++++ Records supplied ++++

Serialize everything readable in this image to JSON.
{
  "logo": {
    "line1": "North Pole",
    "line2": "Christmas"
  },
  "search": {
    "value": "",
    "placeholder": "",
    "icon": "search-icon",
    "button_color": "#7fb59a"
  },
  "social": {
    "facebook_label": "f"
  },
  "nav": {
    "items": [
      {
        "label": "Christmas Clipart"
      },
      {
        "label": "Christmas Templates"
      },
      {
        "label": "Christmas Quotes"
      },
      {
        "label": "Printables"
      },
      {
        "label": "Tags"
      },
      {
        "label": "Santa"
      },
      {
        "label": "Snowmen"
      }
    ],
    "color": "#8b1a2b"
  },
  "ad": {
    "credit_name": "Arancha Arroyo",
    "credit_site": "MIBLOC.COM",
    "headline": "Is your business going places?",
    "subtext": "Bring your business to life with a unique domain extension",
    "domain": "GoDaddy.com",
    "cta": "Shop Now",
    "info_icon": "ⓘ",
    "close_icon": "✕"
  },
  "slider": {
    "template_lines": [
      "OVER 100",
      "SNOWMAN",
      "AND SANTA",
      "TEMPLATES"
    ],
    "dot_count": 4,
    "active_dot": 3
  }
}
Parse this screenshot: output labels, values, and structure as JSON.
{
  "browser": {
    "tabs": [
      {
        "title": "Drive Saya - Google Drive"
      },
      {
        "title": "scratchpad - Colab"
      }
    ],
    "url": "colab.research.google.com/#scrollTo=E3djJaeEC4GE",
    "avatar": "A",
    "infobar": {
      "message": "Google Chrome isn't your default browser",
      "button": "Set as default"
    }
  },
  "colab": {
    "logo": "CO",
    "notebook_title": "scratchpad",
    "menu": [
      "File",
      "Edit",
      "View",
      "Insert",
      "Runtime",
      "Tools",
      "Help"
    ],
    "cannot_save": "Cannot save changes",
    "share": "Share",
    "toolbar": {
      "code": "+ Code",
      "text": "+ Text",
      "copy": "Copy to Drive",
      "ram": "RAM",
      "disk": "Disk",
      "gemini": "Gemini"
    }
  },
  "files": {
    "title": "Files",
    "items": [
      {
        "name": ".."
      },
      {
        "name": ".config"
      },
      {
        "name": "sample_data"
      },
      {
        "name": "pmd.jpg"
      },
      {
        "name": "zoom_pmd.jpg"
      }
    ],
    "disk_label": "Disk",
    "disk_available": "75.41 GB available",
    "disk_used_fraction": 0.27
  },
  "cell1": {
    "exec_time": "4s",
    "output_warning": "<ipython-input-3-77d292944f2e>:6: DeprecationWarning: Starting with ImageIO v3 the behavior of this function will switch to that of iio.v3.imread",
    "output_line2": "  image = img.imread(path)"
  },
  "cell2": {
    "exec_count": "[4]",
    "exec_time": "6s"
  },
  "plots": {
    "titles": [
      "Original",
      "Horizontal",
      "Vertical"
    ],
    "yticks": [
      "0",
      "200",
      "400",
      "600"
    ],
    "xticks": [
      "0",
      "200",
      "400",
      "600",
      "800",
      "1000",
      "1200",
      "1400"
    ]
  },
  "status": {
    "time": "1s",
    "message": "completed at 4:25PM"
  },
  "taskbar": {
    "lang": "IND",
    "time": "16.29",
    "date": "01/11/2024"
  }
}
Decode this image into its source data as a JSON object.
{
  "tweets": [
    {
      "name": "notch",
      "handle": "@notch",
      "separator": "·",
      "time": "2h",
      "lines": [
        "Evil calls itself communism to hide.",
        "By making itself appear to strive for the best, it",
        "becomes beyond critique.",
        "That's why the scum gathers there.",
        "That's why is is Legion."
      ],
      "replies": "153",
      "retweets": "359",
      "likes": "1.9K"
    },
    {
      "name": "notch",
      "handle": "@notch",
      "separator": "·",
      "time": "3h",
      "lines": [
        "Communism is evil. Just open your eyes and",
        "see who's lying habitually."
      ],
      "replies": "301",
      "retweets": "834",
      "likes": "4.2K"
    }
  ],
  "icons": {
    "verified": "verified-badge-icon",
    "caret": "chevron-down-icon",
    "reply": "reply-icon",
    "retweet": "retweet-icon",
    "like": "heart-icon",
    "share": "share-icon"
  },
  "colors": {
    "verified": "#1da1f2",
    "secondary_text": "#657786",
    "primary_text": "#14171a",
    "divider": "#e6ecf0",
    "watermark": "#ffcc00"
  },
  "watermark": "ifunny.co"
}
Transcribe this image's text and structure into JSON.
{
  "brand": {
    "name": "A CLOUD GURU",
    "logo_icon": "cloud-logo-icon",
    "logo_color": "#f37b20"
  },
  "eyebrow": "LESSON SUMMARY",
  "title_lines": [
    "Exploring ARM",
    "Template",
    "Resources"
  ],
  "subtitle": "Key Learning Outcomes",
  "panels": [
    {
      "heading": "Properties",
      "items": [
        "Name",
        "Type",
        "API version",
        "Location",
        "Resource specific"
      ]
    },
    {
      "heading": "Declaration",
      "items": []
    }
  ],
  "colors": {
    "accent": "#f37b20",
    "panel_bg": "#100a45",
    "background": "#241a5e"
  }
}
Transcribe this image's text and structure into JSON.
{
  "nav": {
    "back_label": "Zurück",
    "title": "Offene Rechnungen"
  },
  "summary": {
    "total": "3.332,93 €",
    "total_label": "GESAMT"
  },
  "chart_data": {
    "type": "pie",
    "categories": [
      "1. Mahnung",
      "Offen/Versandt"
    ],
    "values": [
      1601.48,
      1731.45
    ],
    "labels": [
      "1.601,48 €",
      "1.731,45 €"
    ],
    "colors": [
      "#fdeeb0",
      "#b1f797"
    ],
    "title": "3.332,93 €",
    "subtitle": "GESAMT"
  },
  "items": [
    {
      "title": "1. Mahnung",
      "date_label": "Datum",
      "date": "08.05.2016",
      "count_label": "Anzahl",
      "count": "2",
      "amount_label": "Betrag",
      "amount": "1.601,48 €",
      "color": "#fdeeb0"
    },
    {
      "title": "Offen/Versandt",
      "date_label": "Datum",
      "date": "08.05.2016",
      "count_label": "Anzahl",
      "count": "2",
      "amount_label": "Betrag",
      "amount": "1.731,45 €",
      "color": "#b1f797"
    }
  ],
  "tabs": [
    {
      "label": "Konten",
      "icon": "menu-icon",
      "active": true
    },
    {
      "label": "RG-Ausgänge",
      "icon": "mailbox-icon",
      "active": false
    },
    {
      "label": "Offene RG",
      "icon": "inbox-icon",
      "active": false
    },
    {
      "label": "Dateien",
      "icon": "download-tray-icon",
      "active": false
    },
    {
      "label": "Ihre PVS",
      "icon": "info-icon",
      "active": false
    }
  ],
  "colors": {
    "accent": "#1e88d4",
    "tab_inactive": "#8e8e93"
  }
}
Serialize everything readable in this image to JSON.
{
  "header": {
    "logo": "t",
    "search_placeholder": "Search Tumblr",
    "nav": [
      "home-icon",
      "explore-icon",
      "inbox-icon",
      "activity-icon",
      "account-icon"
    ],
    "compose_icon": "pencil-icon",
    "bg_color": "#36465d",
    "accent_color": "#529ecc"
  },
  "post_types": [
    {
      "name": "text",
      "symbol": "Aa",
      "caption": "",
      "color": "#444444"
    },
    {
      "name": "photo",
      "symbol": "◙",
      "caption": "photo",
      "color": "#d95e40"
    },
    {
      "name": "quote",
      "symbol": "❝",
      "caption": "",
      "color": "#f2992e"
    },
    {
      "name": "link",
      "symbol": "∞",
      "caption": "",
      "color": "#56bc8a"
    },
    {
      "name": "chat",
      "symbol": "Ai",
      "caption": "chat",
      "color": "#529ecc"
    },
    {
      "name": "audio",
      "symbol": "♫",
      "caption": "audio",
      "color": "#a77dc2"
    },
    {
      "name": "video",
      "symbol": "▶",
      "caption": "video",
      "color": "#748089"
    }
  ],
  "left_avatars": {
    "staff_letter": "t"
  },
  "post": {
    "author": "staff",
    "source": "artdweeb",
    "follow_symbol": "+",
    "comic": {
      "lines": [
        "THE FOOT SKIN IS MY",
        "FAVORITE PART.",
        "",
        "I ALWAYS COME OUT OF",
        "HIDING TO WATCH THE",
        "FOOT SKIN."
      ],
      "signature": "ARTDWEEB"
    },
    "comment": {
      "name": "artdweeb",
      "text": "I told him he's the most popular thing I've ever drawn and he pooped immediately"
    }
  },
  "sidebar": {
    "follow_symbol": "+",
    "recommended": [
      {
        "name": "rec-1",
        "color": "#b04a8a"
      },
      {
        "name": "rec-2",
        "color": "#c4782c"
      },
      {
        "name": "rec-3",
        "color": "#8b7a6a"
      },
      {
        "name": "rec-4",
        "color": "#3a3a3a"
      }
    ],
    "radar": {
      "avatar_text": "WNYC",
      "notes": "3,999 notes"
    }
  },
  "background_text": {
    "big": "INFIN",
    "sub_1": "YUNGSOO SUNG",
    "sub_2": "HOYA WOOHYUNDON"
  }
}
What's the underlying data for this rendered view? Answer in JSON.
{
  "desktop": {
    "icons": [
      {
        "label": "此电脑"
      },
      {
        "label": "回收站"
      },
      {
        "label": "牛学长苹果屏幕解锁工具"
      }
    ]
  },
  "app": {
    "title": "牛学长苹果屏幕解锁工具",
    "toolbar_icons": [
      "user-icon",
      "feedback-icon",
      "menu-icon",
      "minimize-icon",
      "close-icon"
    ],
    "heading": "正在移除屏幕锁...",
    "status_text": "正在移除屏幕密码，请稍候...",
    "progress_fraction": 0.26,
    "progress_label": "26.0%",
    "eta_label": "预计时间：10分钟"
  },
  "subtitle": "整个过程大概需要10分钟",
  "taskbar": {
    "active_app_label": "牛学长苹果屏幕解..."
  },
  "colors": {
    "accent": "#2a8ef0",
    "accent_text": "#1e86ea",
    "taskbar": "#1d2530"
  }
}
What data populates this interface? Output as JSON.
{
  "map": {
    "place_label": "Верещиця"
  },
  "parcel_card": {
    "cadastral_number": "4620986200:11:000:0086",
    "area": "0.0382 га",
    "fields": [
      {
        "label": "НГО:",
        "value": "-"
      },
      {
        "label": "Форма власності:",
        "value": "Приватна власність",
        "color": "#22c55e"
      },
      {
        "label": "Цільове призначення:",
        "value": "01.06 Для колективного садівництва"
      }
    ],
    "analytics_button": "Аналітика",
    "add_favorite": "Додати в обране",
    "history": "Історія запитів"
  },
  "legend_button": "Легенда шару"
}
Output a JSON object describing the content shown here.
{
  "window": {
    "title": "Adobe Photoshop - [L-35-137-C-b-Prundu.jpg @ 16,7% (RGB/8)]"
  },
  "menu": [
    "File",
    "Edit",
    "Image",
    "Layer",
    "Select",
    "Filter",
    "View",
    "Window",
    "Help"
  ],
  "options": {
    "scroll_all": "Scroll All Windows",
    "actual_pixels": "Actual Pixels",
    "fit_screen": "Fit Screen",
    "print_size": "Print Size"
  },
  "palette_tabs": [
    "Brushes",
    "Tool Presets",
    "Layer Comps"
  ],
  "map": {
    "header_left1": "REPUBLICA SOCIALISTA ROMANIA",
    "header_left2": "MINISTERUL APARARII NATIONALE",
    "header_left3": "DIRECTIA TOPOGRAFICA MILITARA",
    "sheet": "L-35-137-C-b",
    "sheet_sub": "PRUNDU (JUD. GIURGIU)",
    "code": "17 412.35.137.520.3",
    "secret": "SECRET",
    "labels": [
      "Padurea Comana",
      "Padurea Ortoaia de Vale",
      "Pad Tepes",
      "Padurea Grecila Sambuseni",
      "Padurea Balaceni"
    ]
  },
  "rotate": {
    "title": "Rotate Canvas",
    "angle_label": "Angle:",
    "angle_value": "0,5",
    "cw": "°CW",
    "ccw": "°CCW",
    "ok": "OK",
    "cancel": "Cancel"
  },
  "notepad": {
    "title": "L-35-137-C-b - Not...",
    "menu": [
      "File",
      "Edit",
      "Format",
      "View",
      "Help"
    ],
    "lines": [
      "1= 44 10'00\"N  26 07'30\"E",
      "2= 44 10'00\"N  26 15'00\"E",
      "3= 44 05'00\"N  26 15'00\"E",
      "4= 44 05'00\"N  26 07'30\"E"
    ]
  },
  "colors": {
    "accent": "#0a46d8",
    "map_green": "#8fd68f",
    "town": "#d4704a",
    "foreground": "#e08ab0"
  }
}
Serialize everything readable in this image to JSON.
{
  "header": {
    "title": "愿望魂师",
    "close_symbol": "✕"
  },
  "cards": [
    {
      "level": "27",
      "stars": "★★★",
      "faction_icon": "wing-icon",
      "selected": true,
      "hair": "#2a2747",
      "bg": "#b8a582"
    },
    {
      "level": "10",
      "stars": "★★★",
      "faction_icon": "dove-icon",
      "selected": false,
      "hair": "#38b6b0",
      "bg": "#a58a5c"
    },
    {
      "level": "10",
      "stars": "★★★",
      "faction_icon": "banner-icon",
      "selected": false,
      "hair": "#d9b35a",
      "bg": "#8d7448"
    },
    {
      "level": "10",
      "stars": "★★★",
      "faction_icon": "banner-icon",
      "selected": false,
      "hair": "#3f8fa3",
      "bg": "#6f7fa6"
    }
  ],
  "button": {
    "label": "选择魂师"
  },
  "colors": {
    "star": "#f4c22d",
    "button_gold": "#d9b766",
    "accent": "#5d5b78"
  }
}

++++

What to produce :: Select every line in the records above that contains the word "object".

Reply to the task ::
Decode this image into its source data as a JSON object.
Output a JSON object describing the content shown here.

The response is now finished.